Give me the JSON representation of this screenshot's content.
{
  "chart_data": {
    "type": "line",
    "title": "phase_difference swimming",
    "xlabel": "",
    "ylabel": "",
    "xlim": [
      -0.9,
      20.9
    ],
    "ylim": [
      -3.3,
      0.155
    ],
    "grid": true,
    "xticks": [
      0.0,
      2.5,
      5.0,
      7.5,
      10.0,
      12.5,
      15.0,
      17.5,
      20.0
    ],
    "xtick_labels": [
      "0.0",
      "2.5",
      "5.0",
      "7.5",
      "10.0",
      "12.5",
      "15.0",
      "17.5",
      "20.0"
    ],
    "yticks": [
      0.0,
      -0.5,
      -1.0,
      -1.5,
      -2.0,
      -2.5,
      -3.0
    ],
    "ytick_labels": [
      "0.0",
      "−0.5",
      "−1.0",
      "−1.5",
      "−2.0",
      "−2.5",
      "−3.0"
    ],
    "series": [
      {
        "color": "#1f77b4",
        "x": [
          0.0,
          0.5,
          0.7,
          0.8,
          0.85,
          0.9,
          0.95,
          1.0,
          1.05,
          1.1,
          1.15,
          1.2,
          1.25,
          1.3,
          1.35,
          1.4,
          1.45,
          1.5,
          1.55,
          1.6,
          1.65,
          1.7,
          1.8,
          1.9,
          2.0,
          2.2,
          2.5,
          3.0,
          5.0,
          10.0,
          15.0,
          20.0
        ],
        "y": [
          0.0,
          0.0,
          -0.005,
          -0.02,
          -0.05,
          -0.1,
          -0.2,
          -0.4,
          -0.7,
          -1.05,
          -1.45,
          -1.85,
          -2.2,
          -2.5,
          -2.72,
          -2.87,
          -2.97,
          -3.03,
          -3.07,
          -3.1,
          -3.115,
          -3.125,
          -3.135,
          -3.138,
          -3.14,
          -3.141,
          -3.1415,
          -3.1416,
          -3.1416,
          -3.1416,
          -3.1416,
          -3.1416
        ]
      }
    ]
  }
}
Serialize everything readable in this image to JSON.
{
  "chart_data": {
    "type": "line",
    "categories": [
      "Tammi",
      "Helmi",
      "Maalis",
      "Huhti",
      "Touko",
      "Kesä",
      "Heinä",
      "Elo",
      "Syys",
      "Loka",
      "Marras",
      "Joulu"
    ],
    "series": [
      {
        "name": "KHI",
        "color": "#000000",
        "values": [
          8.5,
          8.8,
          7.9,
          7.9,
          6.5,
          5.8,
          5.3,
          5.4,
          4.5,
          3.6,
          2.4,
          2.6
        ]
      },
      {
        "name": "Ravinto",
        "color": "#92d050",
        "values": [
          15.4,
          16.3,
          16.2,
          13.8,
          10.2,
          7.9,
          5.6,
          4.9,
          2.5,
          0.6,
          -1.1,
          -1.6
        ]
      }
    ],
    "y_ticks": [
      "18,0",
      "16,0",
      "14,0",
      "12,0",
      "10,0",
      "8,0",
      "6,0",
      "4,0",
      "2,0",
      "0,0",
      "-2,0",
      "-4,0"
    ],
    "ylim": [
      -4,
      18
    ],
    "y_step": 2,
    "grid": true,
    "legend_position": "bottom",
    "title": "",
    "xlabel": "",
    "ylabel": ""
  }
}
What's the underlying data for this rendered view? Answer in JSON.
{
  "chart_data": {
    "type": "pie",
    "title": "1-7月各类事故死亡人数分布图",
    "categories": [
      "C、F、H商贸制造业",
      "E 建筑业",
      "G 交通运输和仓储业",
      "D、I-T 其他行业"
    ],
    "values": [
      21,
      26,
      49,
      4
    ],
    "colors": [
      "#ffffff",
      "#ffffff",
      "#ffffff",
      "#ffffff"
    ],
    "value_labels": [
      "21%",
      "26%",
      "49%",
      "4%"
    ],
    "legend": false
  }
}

----------------------------------------

> TASK GOAL
Faithfully reproduce all of the records, character for character.

> RESPONSE TO THIS EXERCISE
Give me the JSON representation of this screenshot's content.
{
  "chart_data": {
    "type": "line",
    "title": "phase_difference swimming",
    "xlabel": "",
    "ylabel": "",
    "xlim": [
      -0.9,
      20.9
    ],
    "ylim": [
      -3.3,
      0.155
    ],
    "grid": true,
    "xticks": [
      0.0,
      2.5,
      5.0,
      7.5,
      10.0,
      12.5,
      15.0,
      17.5,
      20.0
    ],
    "xtick_labels": [
      "0.0",
      "2.5",
      "5.0",
      "7.5",
      "10.0",
      "12.5",
      "15.0",
      "17.5",
      "20.0"
    ],
    "yticks": [
      0.0,
      -0.5,
      -1.0,
      -1.5,
      -2.0,
      -2.5,
      -3.0
    ],
    "ytick_labels": [
      "0.0",
      "−0.5",
      "−1.0",
      "−1.5",
      "−2.0",
      "−2.5",
      "−3.0"
    ],
    "series": [
      {
        "color": "#1f77b4",
        "x": [
          0.0,
          0.5,
          0.7,
          0.8,
          0.85,
          0.9,
          0.95,
          1.0,
          1.05,
          1.1,
          1.15,
          1.2,
          1.25,
          1.3,
          1.35,
          1.4,
          1.45,
          1.5,
          1.55,
          1.6,
          1.65,
          1.7,
          1.8,
          1.9,
          2.0,
          2.2,
          2.5,
          3.0,
          5.0,
          10.0,
          15.0,
          20.0
        ],
        "y": [
          0.0,
          0.0,
          -0.005,
          -0.02,
          -0.05,
          -0.1,
          -0.2,
          -0.4,
          -0.7,
          -1.05,
          -1.45,
          -1.85,
          -2.2,
          -2.5,
          -2.72,
          -2.87,
          -2.97,
          -3.03,
          -3.07,
          -3.1,
          -3.115,
          -3.125,
          -3.135,
          -3.138,
          -3.14,
          -3.141,
          -3.1415,
          -3.1416,
          -3.1416,
          -3.1416,
          -3.1416,
          -3.1416
        ]
      }
    ]
  }
}
Serialize everything readable in this image to JSON.
{
  "chart_data": {
    "type": "line",
    "categories": [
      "Tammi",
      "Helmi",
      "Maalis",
      "Huhti",
      "Touko",
      "Kesä",
      "Heinä",
      "Elo",
      "Syys",
      "Loka",
      "Marras",
      "Joulu"
    ],
    "series": [
      {
        "name": "KHI",
        "color": "#000000",
        "values": [
          8.5,
          8.8,
          7.9,
          7.9,
          6.5,
          5.8,
          5.3,
          5.4,
          4.5,
          3.6,
          2.4,
          2.6
        ]
      },
      {
        "name": "Ravinto",
        "color": "#92d050",
        "values": [
          15.4,
          16.3,
          16.2,
          13.8,
          10.2,
          7.9,
          5.6,
          4.9,
          2.5,
          0.6,
          -1.1,
          -1.6
        ]
      }
    ],
    "y_ticks": [
      "18,0",
      "16,0",
      "14,0",
      "12,0",
      "10,0",
      "8,0",
      "6,0",
      "4,0",
      "2,0",
      "0,0",
      "-2,0",
      "-4,0"
    ],
    "ylim": [
      -4,
      18
    ],
    "y_step": 2,
    "grid": true,
    "legend_position": "bottom",
    "title": "",
    "xlabel": "",
    "ylabel": ""
  }
}
What's the underlying data for this rendered view? Answer in JSON.
{
  "chart_data": {
    "type": "pie",
    "title": "1-7月各类事故死亡人数分布图",
    "categories": [
      "C、F、H商贸制造业",
      "E 建筑业",
      "G 交通运输和仓储业",
      "D、I-T 其他行业"
    ],
    "values": [
      21,
      26,
      49,
      4
    ],
    "colors": [
      "#ffffff",
      "#ffffff",
      "#ffffff",
      "#ffffff"
    ],
    "value_labels": [
      "21%",
      "26%",
      "49%",
      "4%"
    ],
    "legend": false
  }
}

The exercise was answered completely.